GOAL: Please reproduce each of the following items line for line, with no changes.

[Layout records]
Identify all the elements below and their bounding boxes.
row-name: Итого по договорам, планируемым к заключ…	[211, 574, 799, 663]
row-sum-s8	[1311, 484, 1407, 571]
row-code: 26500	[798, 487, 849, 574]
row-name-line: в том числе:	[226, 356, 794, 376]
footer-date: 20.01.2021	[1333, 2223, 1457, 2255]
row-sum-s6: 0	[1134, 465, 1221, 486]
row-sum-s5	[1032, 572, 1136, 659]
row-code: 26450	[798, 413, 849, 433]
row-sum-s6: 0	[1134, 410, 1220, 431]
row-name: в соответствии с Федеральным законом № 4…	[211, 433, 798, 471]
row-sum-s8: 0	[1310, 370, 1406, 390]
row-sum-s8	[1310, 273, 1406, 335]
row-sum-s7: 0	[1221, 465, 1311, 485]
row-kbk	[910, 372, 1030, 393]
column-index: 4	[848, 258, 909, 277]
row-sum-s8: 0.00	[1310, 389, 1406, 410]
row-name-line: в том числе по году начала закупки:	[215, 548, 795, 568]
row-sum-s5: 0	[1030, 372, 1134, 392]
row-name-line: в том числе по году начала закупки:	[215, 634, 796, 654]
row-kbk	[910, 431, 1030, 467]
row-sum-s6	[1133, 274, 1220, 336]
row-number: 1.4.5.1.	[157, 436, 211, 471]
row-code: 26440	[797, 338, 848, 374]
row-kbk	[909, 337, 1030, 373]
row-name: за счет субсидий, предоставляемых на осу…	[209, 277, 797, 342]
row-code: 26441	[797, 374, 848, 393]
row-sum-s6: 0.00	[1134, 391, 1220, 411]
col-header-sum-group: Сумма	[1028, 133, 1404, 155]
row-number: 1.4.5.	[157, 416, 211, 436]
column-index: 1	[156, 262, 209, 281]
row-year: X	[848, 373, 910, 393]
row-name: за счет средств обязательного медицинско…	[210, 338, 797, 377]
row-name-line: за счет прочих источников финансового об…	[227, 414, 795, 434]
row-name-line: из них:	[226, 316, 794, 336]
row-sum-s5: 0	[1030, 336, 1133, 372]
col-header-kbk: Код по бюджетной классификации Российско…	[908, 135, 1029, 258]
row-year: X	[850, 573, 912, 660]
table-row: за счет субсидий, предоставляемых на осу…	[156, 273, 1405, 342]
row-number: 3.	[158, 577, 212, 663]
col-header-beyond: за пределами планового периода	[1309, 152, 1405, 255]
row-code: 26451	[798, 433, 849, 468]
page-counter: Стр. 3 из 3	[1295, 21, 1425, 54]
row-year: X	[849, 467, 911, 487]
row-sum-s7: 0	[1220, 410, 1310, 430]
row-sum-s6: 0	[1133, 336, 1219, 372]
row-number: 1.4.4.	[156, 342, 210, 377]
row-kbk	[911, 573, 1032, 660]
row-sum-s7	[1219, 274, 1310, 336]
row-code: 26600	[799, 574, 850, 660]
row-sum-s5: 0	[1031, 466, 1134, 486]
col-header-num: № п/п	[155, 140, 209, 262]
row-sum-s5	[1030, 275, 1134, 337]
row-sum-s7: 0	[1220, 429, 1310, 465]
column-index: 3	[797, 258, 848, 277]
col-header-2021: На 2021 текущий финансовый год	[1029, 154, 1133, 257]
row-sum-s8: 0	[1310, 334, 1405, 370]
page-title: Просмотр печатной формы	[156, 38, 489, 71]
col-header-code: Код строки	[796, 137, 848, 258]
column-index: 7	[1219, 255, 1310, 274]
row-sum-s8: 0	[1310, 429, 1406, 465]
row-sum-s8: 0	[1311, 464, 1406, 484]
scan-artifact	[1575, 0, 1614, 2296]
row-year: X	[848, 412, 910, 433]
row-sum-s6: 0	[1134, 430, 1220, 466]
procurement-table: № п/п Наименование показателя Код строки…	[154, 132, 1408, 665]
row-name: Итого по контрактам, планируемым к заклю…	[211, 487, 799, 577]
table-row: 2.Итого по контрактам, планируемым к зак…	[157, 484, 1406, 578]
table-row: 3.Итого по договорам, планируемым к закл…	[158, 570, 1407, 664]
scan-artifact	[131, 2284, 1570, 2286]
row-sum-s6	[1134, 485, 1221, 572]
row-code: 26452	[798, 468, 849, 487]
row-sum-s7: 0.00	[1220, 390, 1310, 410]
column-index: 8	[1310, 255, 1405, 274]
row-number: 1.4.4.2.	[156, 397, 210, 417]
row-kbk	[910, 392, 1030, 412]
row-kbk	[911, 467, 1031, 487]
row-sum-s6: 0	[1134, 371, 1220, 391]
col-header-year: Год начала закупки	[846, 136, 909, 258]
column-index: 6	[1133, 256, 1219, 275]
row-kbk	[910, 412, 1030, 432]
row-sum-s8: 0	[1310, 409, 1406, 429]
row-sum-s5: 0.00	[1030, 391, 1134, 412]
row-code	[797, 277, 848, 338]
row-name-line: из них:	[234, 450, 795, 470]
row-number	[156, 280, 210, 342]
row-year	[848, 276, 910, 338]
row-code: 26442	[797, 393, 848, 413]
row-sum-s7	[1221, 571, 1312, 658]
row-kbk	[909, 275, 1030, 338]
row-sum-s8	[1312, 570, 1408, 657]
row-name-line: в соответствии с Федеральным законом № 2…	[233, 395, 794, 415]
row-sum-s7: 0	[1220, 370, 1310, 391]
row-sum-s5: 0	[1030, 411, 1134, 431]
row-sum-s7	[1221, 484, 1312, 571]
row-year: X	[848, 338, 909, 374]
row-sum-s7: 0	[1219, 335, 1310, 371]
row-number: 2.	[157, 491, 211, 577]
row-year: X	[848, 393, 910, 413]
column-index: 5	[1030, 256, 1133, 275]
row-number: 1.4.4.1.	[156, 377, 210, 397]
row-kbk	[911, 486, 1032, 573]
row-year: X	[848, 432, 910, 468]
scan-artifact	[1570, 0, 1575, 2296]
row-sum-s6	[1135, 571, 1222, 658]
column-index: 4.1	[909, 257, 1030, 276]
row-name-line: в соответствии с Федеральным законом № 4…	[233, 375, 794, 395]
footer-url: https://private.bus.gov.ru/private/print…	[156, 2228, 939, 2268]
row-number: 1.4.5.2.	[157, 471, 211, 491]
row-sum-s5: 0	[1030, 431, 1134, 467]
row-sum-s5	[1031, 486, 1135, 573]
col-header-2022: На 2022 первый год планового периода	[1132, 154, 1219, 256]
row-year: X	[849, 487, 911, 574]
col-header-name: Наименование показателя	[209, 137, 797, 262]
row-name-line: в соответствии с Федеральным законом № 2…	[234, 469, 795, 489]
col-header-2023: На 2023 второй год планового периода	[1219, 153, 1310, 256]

EXPECTED ANSWER:
Identify all the elements below and their bounding boxes.
row-name: Итого по договорам, планируемым к заключ…	[211, 574, 799, 663]
row-sum-s8	[1311, 484, 1407, 571]
row-code: 26500	[798, 487, 849, 574]
row-name-line: в том числе:	[226, 356, 794, 376]
footer-date: 20.01.2021	[1333, 2223, 1457, 2255]
row-sum-s6: 0	[1134, 465, 1221, 486]
row-sum-s5	[1032, 572, 1136, 659]
row-code: 26450	[798, 413, 849, 433]
row-sum-s6: 0	[1134, 410, 1220, 431]
row-name: в соответствии с Федеральным законом № 4…	[211, 433, 798, 471]
row-sum-s8: 0	[1310, 370, 1406, 390]
row-sum-s8	[1310, 273, 1406, 335]
row-sum-s7: 0	[1221, 465, 1311, 485]
row-kbk	[910, 372, 1030, 393]
column-index: 4	[848, 258, 909, 277]
row-sum-s8: 0.00	[1310, 389, 1406, 410]
row-name-line: в том числе по году начала закупки:	[215, 548, 795, 568]
row-sum-s5: 0	[1030, 372, 1134, 392]
row-name-line: в том числе по году начала закупки:	[215, 634, 796, 654]
row-kbk	[910, 431, 1030, 467]
row-sum-s6	[1133, 274, 1220, 336]
row-number: 1.4.5.1.	[157, 436, 211, 471]
row-code: 26440	[797, 338, 848, 374]
row-kbk	[909, 337, 1030, 373]
row-name: за счет субсидий, предоставляемых на осу…	[209, 277, 797, 342]
row-code: 26441	[797, 374, 848, 393]
row-sum-s6: 0.00	[1134, 391, 1220, 411]
col-header-sum-group: Сумма	[1028, 133, 1404, 155]
row-number: 1.4.5.	[157, 416, 211, 436]
column-index: 1	[156, 262, 209, 281]
row-year: X	[848, 373, 910, 393]
row-name: за счет средств обязательного медицинско…	[210, 338, 797, 377]
row-name-line: за счет прочих источников финансового об…	[227, 414, 795, 434]
row-name-line: из них:	[226, 316, 794, 336]
row-sum-s5: 0	[1030, 336, 1133, 372]
col-header-kbk: Код по бюджетной классификации Российско…	[908, 135, 1029, 258]
row-year: X	[850, 573, 912, 660]
table-row: за счет субсидий, предоставляемых на осу…	[156, 273, 1405, 342]
row-number: 3.	[158, 577, 212, 663]
col-header-beyond: за пределами планового периода	[1309, 152, 1405, 255]
row-code: 26451	[798, 433, 849, 468]
page-counter: Стр. 3 из 3	[1295, 21, 1425, 54]
row-year: X	[849, 467, 911, 487]
row-sum-s7: 0	[1220, 410, 1310, 430]
row-sum-s6: 0	[1133, 336, 1219, 372]
row-number: 1.4.4.	[156, 342, 210, 377]
row-kbk	[911, 573, 1032, 660]
row-sum-s7	[1219, 274, 1310, 336]
row-code: 26600	[799, 574, 850, 660]
row-sum-s5: 0	[1031, 466, 1134, 486]
col-header-num: № п/п	[155, 140, 209, 262]
row-sum-s5	[1030, 275, 1134, 337]
row-sum-s7: 0	[1220, 429, 1310, 465]
column-index: 3	[797, 258, 848, 277]
col-header-2021: На 2021 текущий финансовый год	[1029, 154, 1133, 257]
row-sum-s8: 0	[1310, 334, 1405, 370]
page-title: Просмотр печатной формы	[156, 38, 489, 71]
col-header-code: Код строки	[796, 137, 848, 258]
column-index: 7	[1219, 255, 1310, 274]
row-sum-s8: 0	[1310, 429, 1406, 465]
row-sum-s8: 0	[1311, 464, 1406, 484]
scan-artifact	[1575, 0, 1614, 2296]
row-year: X	[848, 412, 910, 433]
row-sum-s6: 0	[1134, 430, 1220, 466]
procurement-table: № п/п Наименование показателя Код строки…	[154, 132, 1408, 665]
row-name: Итого по контрактам, планируемым к заклю…	[211, 487, 799, 577]
table-row: 2.Итого по контрактам, планируемым к зак…	[157, 484, 1406, 578]
table-row: 3.Итого по договорам, планируемым к закл…	[158, 570, 1407, 664]
scan-artifact	[131, 2284, 1570, 2286]
row-sum-s6	[1134, 485, 1221, 572]
row-code: 26452	[798, 468, 849, 487]
row-sum-s7: 0.00	[1220, 390, 1310, 410]
column-index: 8	[1310, 255, 1405, 274]
row-number: 1.4.4.2.	[156, 397, 210, 417]
row-kbk	[910, 392, 1030, 412]
row-kbk	[911, 467, 1031, 487]
row-sum-s6: 0	[1134, 371, 1220, 391]
col-header-year: Год начала закупки	[846, 136, 909, 258]
column-index: 6	[1133, 256, 1219, 275]
row-kbk	[910, 412, 1030, 432]
row-sum-s8: 0	[1310, 409, 1406, 429]
row-sum-s5: 0.00	[1030, 391, 1134, 412]
row-code	[797, 277, 848, 338]
row-name-line: из них:	[234, 450, 795, 470]
row-number	[156, 280, 210, 342]
row-year	[848, 276, 910, 338]
row-code: 26442	[797, 393, 848, 413]
row-sum-s7	[1221, 571, 1312, 658]
row-kbk	[909, 275, 1030, 338]
row-sum-s8	[1312, 570, 1408, 657]
row-name-line: в соответствии с Федеральным законом № 2…	[233, 395, 794, 415]
row-sum-s7: 0	[1220, 370, 1310, 391]
row-sum-s5: 0	[1030, 411, 1134, 431]
row-sum-s7	[1221, 484, 1312, 571]
row-year: X	[848, 338, 909, 374]
row-sum-s7: 0	[1219, 335, 1310, 371]
row-number: 2.	[157, 491, 211, 577]
row-year: X	[848, 393, 910, 413]
column-index: 5	[1030, 256, 1133, 275]
row-number: 1.4.4.1.	[156, 377, 210, 397]
row-kbk	[911, 486, 1032, 573]
row-year: X	[848, 432, 910, 468]
scan-artifact	[1570, 0, 1575, 2296]
row-sum-s6	[1135, 571, 1222, 658]
column-index: 4.1	[909, 257, 1030, 276]
row-name-line: в соответствии с Федеральным законом № 4…	[233, 375, 794, 395]
footer-url: https://private.bus.gov.ru/private/print…	[156, 2228, 939, 2268]
row-number: 1.4.5.2.	[157, 471, 211, 491]
row-sum-s5: 0	[1030, 431, 1134, 467]
row-sum-s5	[1031, 486, 1135, 573]
col-header-2022: На 2022 первый год планового периода	[1132, 154, 1219, 256]
row-year: X	[849, 487, 911, 574]
col-header-name: Наименование показателя	[209, 137, 797, 262]
row-name-line: в соответствии с Федеральным законом № 2…	[234, 469, 795, 489]
col-header-2023: На 2023 второй год планового периода	[1219, 153, 1310, 256]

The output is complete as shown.